====== The input

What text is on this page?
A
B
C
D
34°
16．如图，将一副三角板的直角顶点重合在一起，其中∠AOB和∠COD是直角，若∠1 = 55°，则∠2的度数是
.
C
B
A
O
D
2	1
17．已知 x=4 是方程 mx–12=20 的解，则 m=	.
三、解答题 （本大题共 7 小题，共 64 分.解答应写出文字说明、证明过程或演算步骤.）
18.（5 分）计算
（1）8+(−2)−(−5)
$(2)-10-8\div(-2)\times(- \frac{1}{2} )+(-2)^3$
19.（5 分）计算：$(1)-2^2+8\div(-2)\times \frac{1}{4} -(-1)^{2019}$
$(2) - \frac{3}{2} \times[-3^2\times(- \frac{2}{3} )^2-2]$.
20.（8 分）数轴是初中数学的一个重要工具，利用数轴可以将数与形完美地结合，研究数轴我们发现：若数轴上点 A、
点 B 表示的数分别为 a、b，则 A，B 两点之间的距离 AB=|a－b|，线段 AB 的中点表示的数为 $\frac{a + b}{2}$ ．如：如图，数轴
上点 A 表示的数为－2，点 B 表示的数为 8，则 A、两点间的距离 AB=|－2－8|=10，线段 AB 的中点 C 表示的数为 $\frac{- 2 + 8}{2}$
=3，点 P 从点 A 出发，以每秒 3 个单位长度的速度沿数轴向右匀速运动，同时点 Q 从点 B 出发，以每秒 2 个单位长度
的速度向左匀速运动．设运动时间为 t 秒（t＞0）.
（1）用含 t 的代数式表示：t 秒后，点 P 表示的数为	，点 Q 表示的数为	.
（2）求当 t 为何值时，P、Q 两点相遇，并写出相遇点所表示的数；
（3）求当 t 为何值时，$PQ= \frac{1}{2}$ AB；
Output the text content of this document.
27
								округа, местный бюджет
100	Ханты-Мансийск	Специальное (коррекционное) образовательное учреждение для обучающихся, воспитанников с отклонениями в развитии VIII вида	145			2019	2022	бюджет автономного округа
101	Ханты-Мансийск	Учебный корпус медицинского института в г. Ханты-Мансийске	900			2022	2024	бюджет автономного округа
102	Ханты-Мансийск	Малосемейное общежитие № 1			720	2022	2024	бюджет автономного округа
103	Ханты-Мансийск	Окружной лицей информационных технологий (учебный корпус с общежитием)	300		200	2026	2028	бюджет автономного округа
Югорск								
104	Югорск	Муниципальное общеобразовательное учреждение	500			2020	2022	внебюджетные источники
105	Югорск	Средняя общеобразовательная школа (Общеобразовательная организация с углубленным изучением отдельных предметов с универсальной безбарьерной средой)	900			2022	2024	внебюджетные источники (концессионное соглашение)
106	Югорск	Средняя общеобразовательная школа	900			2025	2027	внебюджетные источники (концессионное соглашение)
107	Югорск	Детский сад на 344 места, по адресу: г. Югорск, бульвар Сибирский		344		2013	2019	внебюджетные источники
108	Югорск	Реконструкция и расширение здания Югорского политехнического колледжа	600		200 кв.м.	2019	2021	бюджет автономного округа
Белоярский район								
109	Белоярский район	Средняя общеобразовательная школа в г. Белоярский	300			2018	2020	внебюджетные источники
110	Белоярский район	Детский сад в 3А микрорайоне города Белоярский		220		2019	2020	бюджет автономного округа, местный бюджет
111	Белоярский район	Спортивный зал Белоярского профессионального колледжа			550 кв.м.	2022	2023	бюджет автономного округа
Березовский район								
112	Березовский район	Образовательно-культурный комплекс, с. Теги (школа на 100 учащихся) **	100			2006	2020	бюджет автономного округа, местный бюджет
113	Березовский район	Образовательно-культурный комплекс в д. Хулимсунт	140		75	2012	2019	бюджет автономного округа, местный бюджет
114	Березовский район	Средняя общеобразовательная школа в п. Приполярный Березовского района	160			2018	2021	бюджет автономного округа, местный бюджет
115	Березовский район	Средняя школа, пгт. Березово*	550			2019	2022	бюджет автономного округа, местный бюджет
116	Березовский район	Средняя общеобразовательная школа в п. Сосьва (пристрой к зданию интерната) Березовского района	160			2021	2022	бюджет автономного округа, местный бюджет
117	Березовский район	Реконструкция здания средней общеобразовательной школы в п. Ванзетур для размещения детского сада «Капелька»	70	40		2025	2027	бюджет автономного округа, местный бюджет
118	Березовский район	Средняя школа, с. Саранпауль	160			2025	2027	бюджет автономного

============

## What is expected
Output the whole listing above again, word for word.

## Answer to this exercise
What text is on this page?
A
B
C
D
34°
16．如图，将一副三角板的直角顶点重合在一起，其中∠AOB和∠COD是直角，若∠1 = 55°，则∠2的度数是
.
C
B
A
O
D
2	1
17．已知 x=4 是方程 mx–12=20 的解，则 m=	.
三、解答题 （本大题共 7 小题，共 64 分.解答应写出文字说明、证明过程或演算步骤.）
18.（5 分）计算
（1）8+(−2)−(−5)
$(2)-10-8\div(-2)\times(- \frac{1}{2} )+(-2)^3$
19.（5 分）计算：$(1)-2^2+8\div(-2)\times \frac{1}{4} -(-1)^{2019}$
$(2) - \frac{3}{2} \times[-3^2\times(- \frac{2}{3} )^2-2]$.
20.（8 分）数轴是初中数学的一个重要工具，利用数轴可以将数与形完美地结合，研究数轴我们发现：若数轴上点 A、
点 B 表示的数分别为 a、b，则 A，B 两点之间的距离 AB=|a－b|，线段 AB 的中点表示的数为 $\frac{a + b}{2}$ ．如：如图，数轴
上点 A 表示的数为－2，点 B 表示的数为 8，则 A、两点间的距离 AB=|－2－8|=10，线段 AB 的中点 C 表示的数为 $\frac{- 2 + 8}{2}$
=3，点 P 从点 A 出发，以每秒 3 个单位长度的速度沿数轴向右匀速运动，同时点 Q 从点 B 出发，以每秒 2 个单位长度
的速度向左匀速运动．设运动时间为 t 秒（t＞0）.
（1）用含 t 的代数式表示：t 秒后，点 P 表示的数为	，点 Q 表示的数为	.
（2）求当 t 为何值时，P、Q 两点相遇，并写出相遇点所表示的数；
（3）求当 t 为何值时，$PQ= \frac{1}{2}$ AB；
Output the text content of this document.
27
								округа, местный бюджет
100	Ханты-Мансийск	Специальное (коррекционное) образовательное учреждение для обучающихся, воспитанников с отклонениями в развитии VIII вида	145			2019	2022	бюджет автономного округа
101	Ханты-Мансийск	Учебный корпус медицинского института в г. Ханты-Мансийске	900			2022	2024	бюджет автономного округа
102	Ханты-Мансийск	Малосемейное общежитие № 1			720	2022	2024	бюджет автономного округа
103	Ханты-Мансийск	Окружной лицей информационных технологий (учебный корпус с общежитием)	300		200	2026	2028	бюджет автономного округа
Югорск								
104	Югорск	Муниципальное общеобразовательное учреждение	500			2020	2022	внебюджетные источники
105	Югорск	Средняя общеобразовательная школа (Общеобразовательная организация с углубленным изучением отдельных предметов с универсальной безбарьерной средой)	900			2022	2024	внебюджетные источники (концессионное соглашение)
106	Югорск	Средняя общеобразовательная школа	900			2025	2027	внебюджетные источники (концессионное соглашение)
107	Югорск	Детский сад на 344 места, по адресу: г. Югорск, бульвар Сибирский		344		2013	2019	внебюджетные источники
108	Югорск	Реконструкция и расширение здания Югорского политехнического колледжа	600		200 кв.м.	2019	2021	бюджет автономного округа
Белоярский район								
109	Белоярский район	Средняя общеобразовательная школа в г. Белоярский	300			2018	2020	внебюджетные источники
110	Белоярский район	Детский сад в 3А микрорайоне города Белоярский		220		2019	2020	бюджет автономного округа, местный бюджет
111	Белоярский район	Спортивный зал Белоярского профессионального колледжа			550 кв.м.	2022	2023	бюджет автономного округа
Березовский район								
112	Березовский район	Образовательно-культурный комплекс, с. Теги (школа на 100 учащихся) **	100			2006	2020	бюджет автономного округа, местный бюджет
113	Березовский район	Образовательно-культурный комплекс в д. Хулимсунт	140		75	2012	2019	бюджет автономного округа, местный бюджет
114	Березовский район	Средняя общеобразовательная школа в п. Приполярный Березовского района	160			2018	2021	бюджет автономного округа, местный бюджет
115	Березовский район	Средняя школа, пгт. Березово*	550			2019	2022	бюджет автономного округа, местный бюджет
116	Березовский район	Средняя общеобразовательная школа в п. Сосьва (пристрой к зданию интерната) Березовского района	160			2021	2022	бюджет автономного округа, местный бюджет
117	Березовский район	Реконструкция здания средней общеобразовательной школы в п. Ванзетур для размещения детского сада «Капелька»	70	40		2025	2027	бюджет автономного округа, местный бюджет
118	Березовский район	Средняя школа, с. Саранпауль	160			2025	2027	бюджет автономного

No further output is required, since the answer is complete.